# WHAT TO PRODUCE
Identify every line in the records below that contains the word "Group", and copy each of those lines.

*** DATA FOR THIS TASK

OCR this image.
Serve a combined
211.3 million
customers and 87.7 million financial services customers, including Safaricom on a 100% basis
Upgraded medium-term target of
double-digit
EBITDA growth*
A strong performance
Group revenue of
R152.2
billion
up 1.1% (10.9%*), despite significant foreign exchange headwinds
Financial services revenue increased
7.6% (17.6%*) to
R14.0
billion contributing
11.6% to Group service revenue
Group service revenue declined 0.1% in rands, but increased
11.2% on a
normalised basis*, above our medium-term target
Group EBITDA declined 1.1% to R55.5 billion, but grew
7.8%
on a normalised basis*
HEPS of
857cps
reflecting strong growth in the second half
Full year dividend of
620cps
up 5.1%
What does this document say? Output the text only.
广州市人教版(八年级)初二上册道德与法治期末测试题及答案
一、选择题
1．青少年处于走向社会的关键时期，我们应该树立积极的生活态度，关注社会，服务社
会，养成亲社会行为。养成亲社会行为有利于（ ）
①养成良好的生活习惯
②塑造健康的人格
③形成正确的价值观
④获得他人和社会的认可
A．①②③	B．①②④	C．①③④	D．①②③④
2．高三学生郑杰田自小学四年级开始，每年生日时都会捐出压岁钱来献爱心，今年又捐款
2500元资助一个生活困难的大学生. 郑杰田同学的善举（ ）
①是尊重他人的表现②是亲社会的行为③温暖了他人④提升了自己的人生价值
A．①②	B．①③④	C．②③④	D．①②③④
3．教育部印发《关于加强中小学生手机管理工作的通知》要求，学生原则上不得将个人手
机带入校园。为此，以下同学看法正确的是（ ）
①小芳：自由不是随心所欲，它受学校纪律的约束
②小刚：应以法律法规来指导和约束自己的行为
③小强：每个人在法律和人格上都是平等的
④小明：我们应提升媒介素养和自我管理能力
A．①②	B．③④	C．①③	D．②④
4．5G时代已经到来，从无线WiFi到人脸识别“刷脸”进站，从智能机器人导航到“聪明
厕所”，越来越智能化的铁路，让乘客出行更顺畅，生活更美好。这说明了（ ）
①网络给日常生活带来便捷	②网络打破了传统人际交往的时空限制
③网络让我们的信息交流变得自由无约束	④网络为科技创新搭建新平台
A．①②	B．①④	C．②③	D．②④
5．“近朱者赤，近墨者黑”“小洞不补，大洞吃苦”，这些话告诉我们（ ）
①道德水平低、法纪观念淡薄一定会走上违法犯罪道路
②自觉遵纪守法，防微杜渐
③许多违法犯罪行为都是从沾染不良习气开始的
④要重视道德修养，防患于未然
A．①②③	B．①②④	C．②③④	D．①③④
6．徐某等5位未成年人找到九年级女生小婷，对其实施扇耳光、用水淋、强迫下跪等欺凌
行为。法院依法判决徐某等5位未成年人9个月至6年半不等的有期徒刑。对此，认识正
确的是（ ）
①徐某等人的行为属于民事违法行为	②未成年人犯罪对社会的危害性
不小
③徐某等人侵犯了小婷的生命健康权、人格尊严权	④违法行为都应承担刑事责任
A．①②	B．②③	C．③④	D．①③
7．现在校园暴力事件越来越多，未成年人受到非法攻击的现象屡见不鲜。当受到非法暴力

******
*** DATA FOR THIS TASK

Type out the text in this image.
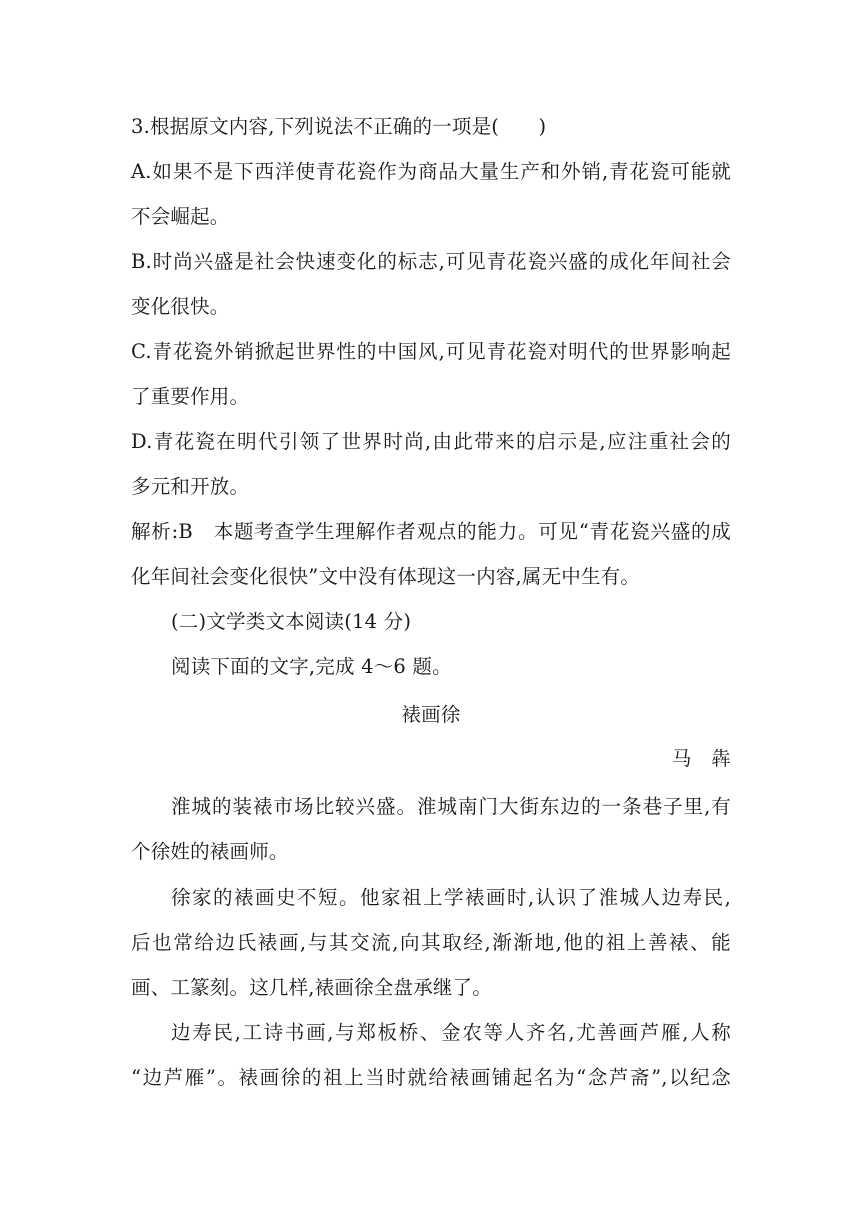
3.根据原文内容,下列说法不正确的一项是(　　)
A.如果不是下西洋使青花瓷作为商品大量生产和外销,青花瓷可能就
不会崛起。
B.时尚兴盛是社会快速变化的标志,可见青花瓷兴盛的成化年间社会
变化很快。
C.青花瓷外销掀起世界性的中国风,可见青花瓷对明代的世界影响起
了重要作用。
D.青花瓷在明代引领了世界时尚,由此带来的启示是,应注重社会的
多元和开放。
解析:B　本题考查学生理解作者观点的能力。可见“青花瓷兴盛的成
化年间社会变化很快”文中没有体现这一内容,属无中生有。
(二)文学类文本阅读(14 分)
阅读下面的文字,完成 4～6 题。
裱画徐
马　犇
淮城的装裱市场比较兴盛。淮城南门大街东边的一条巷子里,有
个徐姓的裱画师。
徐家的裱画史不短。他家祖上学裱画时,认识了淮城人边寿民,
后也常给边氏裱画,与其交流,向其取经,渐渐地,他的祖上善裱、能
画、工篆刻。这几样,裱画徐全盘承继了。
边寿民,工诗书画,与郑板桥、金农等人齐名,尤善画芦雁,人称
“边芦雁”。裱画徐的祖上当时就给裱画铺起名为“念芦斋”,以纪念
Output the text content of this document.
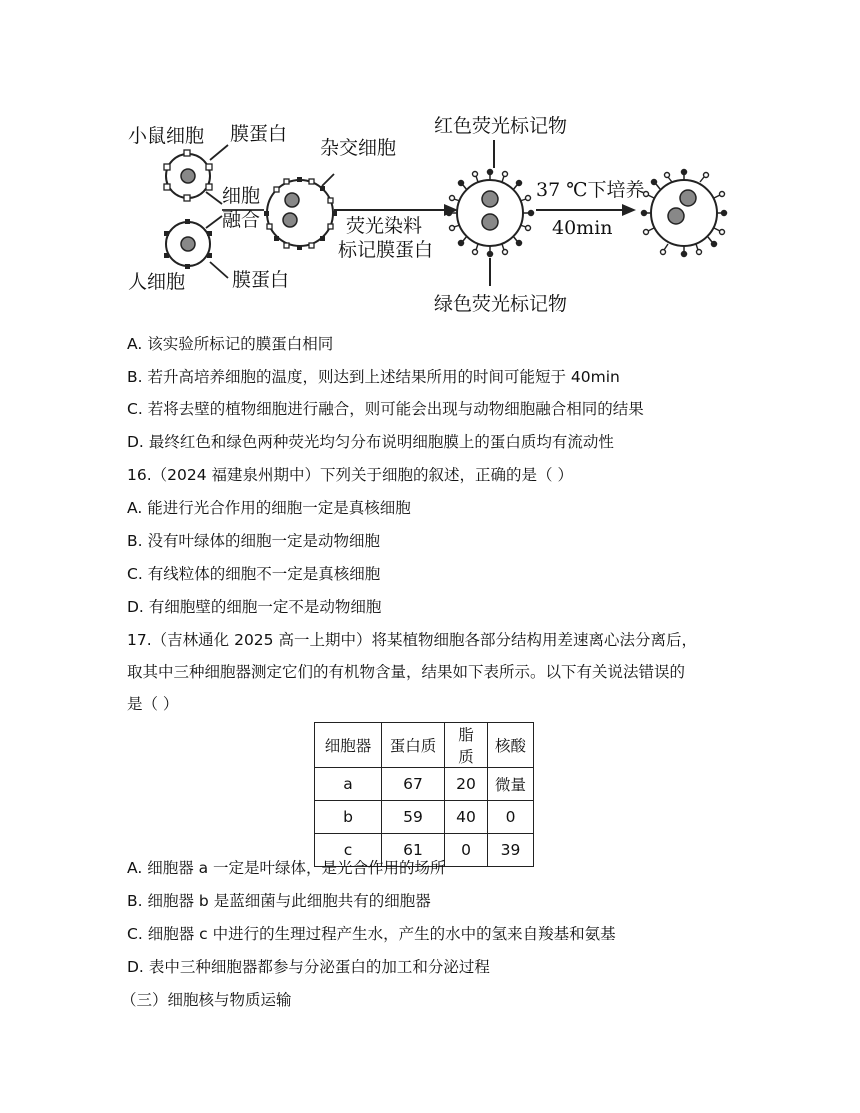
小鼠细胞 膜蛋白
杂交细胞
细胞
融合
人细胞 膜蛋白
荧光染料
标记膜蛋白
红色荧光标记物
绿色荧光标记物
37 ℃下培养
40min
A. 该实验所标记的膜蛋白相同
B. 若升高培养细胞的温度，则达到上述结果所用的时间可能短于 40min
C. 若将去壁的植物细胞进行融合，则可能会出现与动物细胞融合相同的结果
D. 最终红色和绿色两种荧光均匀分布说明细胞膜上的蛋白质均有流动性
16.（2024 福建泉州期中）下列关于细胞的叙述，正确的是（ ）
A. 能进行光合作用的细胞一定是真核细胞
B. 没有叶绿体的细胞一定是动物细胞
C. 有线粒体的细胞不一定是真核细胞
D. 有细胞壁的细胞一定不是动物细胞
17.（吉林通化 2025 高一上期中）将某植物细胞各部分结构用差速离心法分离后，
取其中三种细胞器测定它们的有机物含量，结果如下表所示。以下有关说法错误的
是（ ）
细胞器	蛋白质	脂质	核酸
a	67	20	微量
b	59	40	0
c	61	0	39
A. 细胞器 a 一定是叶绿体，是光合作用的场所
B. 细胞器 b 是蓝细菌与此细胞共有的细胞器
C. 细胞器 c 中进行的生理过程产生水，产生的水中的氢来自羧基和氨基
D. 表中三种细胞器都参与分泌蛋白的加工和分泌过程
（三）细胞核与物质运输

******

# ANSWER FOR THIS EXERCISE
Group revenue of
11.6% to Group service revenue
Group service revenue declined 0.1% in rands, but increased
Group EBITDA declined 1.1% to R55.5 billion, but grew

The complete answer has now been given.